[Problem details]: Among the entries below, find the lines with "Average" and copy them.

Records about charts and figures
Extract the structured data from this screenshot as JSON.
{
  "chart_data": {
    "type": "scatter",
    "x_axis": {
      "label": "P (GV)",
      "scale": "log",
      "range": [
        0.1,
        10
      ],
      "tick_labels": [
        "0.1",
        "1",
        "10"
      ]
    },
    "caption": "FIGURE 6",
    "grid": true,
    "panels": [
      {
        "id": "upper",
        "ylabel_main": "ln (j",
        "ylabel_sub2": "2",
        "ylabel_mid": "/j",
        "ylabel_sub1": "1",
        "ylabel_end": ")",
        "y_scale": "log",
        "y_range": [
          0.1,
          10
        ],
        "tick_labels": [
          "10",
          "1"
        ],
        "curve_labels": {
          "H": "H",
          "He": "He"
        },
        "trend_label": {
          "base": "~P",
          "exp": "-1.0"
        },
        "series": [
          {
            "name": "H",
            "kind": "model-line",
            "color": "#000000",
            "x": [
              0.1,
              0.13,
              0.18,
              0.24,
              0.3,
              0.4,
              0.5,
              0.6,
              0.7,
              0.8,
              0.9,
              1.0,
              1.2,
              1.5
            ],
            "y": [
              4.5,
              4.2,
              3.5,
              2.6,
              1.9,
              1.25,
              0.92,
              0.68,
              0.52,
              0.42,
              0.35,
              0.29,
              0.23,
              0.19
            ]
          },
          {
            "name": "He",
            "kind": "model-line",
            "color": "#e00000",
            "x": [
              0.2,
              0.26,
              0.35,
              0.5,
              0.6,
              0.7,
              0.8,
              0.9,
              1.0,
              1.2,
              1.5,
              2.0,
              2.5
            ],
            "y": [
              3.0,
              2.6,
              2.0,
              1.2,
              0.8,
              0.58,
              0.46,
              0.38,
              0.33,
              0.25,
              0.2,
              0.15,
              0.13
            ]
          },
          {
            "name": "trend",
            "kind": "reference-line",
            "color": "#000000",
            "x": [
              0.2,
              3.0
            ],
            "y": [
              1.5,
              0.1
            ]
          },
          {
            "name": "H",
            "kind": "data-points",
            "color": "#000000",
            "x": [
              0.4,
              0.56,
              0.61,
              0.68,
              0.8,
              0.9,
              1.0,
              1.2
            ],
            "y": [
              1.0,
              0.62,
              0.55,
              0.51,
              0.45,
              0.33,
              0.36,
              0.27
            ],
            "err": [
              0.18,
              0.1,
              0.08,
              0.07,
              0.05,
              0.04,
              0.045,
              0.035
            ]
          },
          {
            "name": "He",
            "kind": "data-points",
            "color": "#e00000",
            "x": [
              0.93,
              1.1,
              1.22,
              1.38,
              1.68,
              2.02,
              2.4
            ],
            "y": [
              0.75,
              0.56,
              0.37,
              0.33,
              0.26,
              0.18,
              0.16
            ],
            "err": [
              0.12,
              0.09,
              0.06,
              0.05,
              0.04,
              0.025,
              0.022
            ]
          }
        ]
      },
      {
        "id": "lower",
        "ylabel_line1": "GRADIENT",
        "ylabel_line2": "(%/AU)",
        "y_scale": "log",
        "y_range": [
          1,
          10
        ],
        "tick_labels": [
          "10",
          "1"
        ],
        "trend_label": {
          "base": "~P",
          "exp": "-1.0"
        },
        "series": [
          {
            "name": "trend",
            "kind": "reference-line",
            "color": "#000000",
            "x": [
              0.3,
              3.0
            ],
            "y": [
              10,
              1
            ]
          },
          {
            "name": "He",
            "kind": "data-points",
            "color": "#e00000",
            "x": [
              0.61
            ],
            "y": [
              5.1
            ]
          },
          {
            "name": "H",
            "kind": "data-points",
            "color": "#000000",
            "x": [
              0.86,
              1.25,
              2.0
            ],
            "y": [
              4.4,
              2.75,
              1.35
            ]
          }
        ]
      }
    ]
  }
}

...

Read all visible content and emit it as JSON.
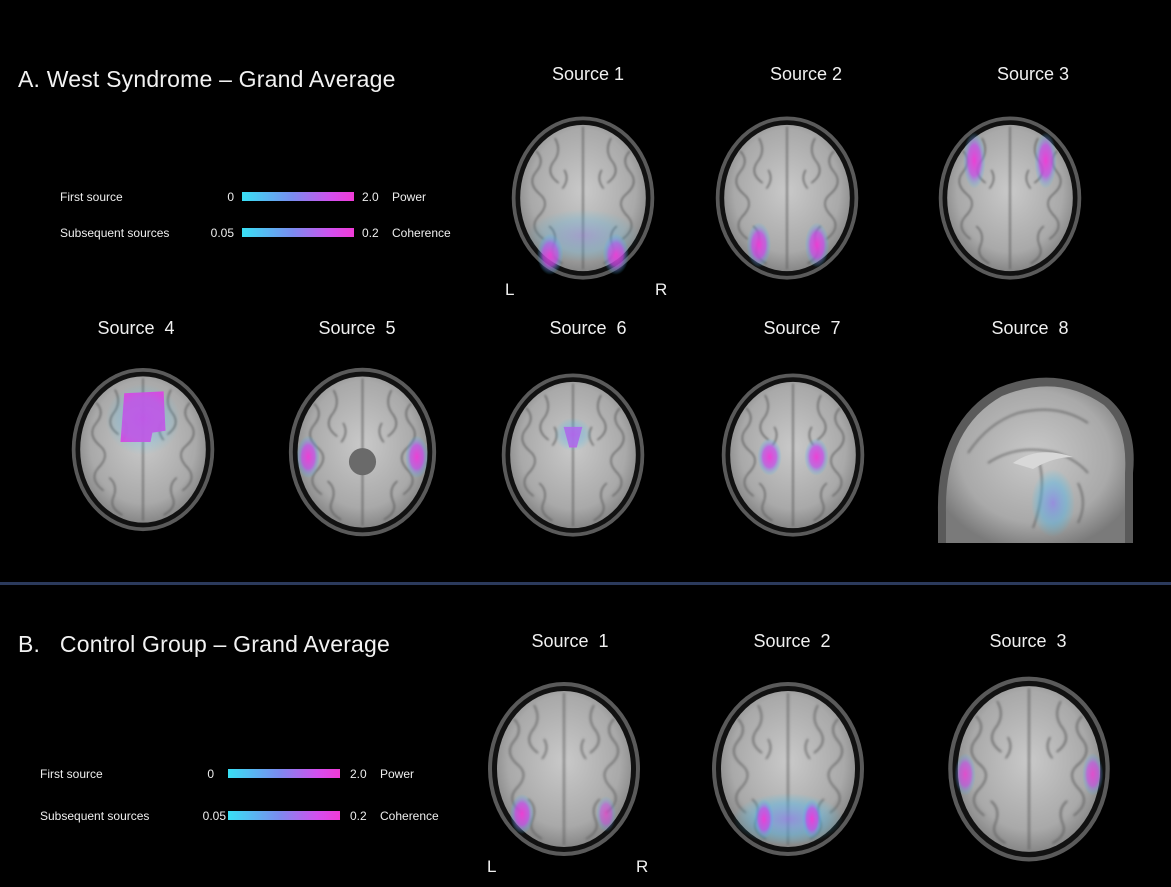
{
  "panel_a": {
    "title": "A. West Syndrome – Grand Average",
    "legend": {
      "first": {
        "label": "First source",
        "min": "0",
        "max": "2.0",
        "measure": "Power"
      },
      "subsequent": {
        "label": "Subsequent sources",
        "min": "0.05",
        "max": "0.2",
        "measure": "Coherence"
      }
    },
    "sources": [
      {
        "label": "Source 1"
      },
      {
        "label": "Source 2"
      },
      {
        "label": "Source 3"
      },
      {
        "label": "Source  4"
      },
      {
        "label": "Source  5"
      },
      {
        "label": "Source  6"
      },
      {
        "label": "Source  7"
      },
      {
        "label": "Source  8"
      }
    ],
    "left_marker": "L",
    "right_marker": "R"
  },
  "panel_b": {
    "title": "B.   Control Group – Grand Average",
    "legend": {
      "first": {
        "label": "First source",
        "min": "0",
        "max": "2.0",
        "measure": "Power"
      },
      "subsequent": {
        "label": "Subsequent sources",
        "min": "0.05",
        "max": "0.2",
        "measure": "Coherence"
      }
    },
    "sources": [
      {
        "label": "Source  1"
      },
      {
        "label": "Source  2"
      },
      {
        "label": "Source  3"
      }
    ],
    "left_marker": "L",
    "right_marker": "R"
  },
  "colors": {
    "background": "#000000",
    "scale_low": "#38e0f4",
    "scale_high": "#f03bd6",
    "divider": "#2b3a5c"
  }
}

[Answer to this task]:
    "title": "A. West Syndrome – Grand Average",
    "title": "B.   Control Group – Grand Average",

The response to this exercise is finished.